▶ [Records from a dataset]
════════════════════

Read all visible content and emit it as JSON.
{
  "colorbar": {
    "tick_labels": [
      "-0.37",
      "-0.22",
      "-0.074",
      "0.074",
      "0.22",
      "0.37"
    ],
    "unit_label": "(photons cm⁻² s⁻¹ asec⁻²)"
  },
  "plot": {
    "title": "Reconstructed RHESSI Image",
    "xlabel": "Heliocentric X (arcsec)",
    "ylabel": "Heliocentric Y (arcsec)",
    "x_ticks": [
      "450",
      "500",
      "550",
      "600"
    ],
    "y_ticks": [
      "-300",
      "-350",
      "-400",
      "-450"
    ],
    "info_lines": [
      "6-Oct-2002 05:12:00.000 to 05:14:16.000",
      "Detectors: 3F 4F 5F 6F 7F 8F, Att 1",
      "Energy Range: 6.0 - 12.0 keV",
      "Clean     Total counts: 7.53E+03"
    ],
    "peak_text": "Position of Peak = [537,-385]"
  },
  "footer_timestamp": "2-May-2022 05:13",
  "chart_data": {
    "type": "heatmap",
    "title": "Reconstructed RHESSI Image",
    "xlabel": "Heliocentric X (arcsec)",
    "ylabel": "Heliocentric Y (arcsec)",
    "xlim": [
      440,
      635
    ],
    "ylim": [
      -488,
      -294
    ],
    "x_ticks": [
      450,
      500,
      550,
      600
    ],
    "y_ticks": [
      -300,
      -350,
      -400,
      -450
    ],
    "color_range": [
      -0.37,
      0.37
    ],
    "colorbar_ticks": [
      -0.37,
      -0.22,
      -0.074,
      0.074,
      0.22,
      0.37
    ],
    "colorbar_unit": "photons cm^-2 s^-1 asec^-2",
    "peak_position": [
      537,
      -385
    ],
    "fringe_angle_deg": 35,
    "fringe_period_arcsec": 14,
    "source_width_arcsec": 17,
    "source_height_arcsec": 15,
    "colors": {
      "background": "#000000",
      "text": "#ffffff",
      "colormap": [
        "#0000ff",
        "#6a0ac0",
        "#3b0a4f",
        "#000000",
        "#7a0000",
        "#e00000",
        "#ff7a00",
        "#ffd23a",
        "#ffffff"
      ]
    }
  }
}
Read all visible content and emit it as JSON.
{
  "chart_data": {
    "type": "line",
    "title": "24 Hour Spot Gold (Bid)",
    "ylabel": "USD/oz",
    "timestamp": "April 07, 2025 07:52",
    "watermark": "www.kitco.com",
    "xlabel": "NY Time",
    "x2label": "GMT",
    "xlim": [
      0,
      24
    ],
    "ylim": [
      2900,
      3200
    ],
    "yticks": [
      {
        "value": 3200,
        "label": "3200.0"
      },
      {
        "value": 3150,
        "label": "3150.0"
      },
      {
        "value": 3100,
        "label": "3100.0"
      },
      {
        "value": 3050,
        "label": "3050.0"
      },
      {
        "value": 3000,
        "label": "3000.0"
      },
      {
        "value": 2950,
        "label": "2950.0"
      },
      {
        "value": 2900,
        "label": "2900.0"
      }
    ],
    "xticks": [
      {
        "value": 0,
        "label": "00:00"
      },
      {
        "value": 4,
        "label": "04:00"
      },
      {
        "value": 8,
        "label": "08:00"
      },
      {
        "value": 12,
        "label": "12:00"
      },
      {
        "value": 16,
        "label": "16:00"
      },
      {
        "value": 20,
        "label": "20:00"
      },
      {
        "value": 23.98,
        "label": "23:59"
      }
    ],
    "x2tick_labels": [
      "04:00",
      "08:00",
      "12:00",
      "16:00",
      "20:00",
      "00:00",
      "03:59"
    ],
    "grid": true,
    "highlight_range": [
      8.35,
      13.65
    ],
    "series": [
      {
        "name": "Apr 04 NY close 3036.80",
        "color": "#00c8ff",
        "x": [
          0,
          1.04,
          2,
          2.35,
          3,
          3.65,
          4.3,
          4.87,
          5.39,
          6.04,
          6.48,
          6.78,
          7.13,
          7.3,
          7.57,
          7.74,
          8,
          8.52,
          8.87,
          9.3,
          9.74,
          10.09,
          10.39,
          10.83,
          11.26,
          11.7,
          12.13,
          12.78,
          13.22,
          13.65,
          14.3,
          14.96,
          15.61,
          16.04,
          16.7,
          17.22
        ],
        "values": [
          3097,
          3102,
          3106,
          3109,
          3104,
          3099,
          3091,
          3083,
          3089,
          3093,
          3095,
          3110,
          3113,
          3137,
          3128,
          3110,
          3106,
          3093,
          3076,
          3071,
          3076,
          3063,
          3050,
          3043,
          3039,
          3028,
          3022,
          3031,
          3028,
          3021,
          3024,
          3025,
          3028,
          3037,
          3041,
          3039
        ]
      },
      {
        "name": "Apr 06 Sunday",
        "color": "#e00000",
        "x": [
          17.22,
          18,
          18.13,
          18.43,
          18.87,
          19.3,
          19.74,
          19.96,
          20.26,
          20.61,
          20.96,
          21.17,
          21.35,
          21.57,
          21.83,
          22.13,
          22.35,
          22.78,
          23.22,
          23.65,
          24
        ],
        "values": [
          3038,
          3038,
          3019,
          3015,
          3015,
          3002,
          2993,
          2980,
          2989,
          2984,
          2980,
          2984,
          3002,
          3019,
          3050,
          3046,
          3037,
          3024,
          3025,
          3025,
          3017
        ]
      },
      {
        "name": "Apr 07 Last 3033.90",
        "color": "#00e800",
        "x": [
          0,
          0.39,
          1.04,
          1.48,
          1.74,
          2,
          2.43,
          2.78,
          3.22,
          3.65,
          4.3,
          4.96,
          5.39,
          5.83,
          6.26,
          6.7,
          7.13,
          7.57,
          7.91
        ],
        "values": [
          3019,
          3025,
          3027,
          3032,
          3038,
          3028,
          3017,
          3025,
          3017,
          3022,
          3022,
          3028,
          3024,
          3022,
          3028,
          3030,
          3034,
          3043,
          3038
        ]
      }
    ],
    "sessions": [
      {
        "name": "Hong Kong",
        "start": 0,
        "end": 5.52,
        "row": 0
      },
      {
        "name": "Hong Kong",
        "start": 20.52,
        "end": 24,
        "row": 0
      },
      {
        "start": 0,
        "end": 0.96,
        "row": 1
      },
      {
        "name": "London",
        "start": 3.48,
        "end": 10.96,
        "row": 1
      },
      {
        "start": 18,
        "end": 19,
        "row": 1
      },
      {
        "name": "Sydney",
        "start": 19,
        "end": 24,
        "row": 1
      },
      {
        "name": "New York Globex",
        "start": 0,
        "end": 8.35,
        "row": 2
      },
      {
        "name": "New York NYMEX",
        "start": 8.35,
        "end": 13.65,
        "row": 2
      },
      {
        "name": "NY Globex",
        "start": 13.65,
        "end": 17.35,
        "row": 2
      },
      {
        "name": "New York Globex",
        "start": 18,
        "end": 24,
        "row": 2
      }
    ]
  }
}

════════════════════

▶ [Aim of the exercise] Output each record exactly, leaving nothing out.

▶ [Task answer]
Read all visible content and emit it as JSON.
{
  "colorbar": {
    "tick_labels": [
      "-0.37",
      "-0.22",
      "-0.074",
      "0.074",
      "0.22",
      "0.37"
    ],
    "unit_label": "(photons cm⁻² s⁻¹ asec⁻²)"
  },
  "plot": {
    "title": "Reconstructed RHESSI Image",
    "xlabel": "Heliocentric X (arcsec)",
    "ylabel": "Heliocentric Y (arcsec)",
    "x_ticks": [
      "450",
      "500",
      "550",
      "600"
    ],
    "y_ticks": [
      "-300",
      "-350",
      "-400",
      "-450"
    ],
    "info_lines": [
      "6-Oct-2002 05:12:00.000 to 05:14:16.000",
      "Detectors: 3F 4F 5F 6F 7F 8F, Att 1",
      "Energy Range: 6.0 - 12.0 keV",
      "Clean     Total counts: 7.53E+03"
    ],
    "peak_text": "Position of Peak = [537,-385]"
  },
  "footer_timestamp": "2-May-2022 05:13",
  "chart_data": {
    "type": "heatmap",
    "title": "Reconstructed RHESSI Image",
    "xlabel": "Heliocentric X (arcsec)",
    "ylabel": "Heliocentric Y (arcsec)",
    "xlim": [
      440,
      635
    ],
    "ylim": [
      -488,
      -294
    ],
    "x_ticks": [
      450,
      500,
      550,
      600
    ],
    "y_ticks": [
      -300,
      -350,
      -400,
      -450
    ],
    "color_range": [
      -0.37,
      0.37
    ],
    "colorbar_ticks": [
      -0.37,
      -0.22,
      -0.074,
      0.074,
      0.22,
      0.37
    ],
    "colorbar_unit": "photons cm^-2 s^-1 asec^-2",
    "peak_position": [
      537,
      -385
    ],
    "fringe_angle_deg": 35,
    "fringe_period_arcsec": 14,
    "source_width_arcsec": 17,
    "source_height_arcsec": 15,
    "colors": {
      "background": "#000000",
      "text": "#ffffff",
      "colormap": [
        "#0000ff",
        "#6a0ac0",
        "#3b0a4f",
        "#000000",
        "#7a0000",
        "#e00000",
        "#ff7a00",
        "#ffd23a",
        "#ffffff"
      ]
    }
  }
}
Read all visible content and emit it as JSON.
{
  "chart_data": {
    "type": "line",
    "title": "24 Hour Spot Gold (Bid)",
    "ylabel": "USD/oz",
    "timestamp": "April 07, 2025 07:52",
    "watermark": "www.kitco.com",
    "xlabel": "NY Time",
    "x2label": "GMT",
    "xlim": [
      0,
      24
    ],
    "ylim": [
      2900,
      3200
    ],
    "yticks": [
      {
        "value": 3200,
        "label": "3200.0"
      },
      {
        "value": 3150,
        "label": "3150.0"
      },
      {
        "value": 3100,
        "label": "3100.0"
      },
      {
        "value": 3050,
        "label": "3050.0"
      },
      {
        "value": 3000,
        "label": "3000.0"
      },
      {
        "value": 2950,
        "label": "2950.0"
      },
      {
        "value": 2900,
        "label": "2900.0"
      }
    ],
    "xticks": [
      {
        "value": 0,
        "label": "00:00"
      },
      {
        "value": 4,
        "label": "04:00"
      },
      {
        "value": 8,
        "label": "08:00"
      },
      {
        "value": 12,
        "label": "12:00"
      },
      {
        "value": 16,
        "label": "16:00"
      },
      {
        "value": 20,
        "label": "20:00"
      },
      {
        "value": 23.98,
        "label": "23:59"
      }
    ],
    "x2tick_labels": [
      "04:00",
      "08:00",
      "12:00",
      "16:00",
      "20:00",
      "00:00",
      "03:59"
    ],
    "grid": true,
    "highlight_range": [
      8.35,
      13.65
    ],
    "series": [
      {
        "name": "Apr 04 NY close 3036.80",
        "color": "#00c8ff",
        "x": [
          0,
          1.04,
          2,
          2.35,
          3,
          3.65,
          4.3,
          4.87,
          5.39,
          6.04,
          6.48,
          6.78,
          7.13,
          7.3,
          7.57,
          7.74,
          8,
          8.52,
          8.87,
          9.3,
          9.74,
          10.09,
          10.39,
          10.83,
          11.26,
          11.7,
          12.13,
          12.78,
          13.22,
          13.65,
          14.3,
          14.96,
          15.61,
          16.04,
          16.7,
          17.22
        ],
        "values": [
          3097,
          3102,
          3106,
          3109,
          3104,
          3099,
          3091,
          3083,
          3089,
          3093,
          3095,
          3110,
          3113,
          3137,
          3128,
          3110,
          3106,
          3093,
          3076,
          3071,
          3076,
          3063,
          3050,
          3043,
          3039,
          3028,
          3022,
          3031,
          3028,
          3021,
          3024,
          3025,
          3028,
          3037,
          3041,
          3039
        ]
      },
      {
        "name": "Apr 06 Sunday",
        "color": "#e00000",
        "x": [
          17.22,
          18,
          18.13,
          18.43,
          18.87,
          19.3,
          19.74,
          19.96,
          20.26,
          20.61,
          20.96,
          21.17,
          21.35,
          21.57,
          21.83,
          22.13,
          22.35,
          22.78,
          23.22,
          23.65,
          24
        ],
        "values": [
          3038,
          3038,
          3019,
          3015,
          3015,
          3002,
          2993,
          2980,
          2989,
          2984,
          2980,
          2984,
          3002,
          3019,
          3050,
          3046,
          3037,
          3024,
          3025,
          3025,
          3017
        ]
      },
      {
        "name": "Apr 07 Last 3033.90",
        "color": "#00e800",
        "x": [
          0,
          0.39,
          1.04,
          1.48,
          1.74,
          2,
          2.43,
          2.78,
          3.22,
          3.65,
          4.3,
          4.96,
          5.39,
          5.83,
          6.26,
          6.7,
          7.13,
          7.57,
          7.91
        ],
        "values": [
          3019,
          3025,
          3027,
          3032,
          3038,
          3028,
          3017,
          3025,
          3017,
          3022,
          3022,
          3028,
          3024,
          3022,
          3028,
          3030,
          3034,
          3043,
          3038
        ]
      }
    ],
    "sessions": [
      {
        "name": "Hong Kong",
        "start": 0,
        "end": 5.52,
        "row": 0
      },
      {
        "name": "Hong Kong",
        "start": 20.52,
        "end": 24,
        "row": 0
      },
      {
        "start": 0,
        "end": 0.96,
        "row": 1
      },
      {
        "name": "London",
        "start": 3.48,
        "end": 10.96,
        "row": 1
      },
      {
        "start": 18,
        "end": 19,
        "row": 1
      },
      {
        "name": "Sydney",
        "start": 19,
        "end": 24,
        "row": 1
      },
      {
        "name": "New York Globex",
        "start": 0,
        "end": 8.35,
        "row": 2
      },
      {
        "name": "New York NYMEX",
        "start": 8.35,
        "end": 13.65,
        "row": 2
      },
      {
        "name": "NY Globex",
        "start": 13.65,
        "end": 17.35,
        "row": 2
      },
      {
        "name": "New York Globex",
        "start": 18,
        "end": 24,
        "row": 2
      }
    ]
  }
}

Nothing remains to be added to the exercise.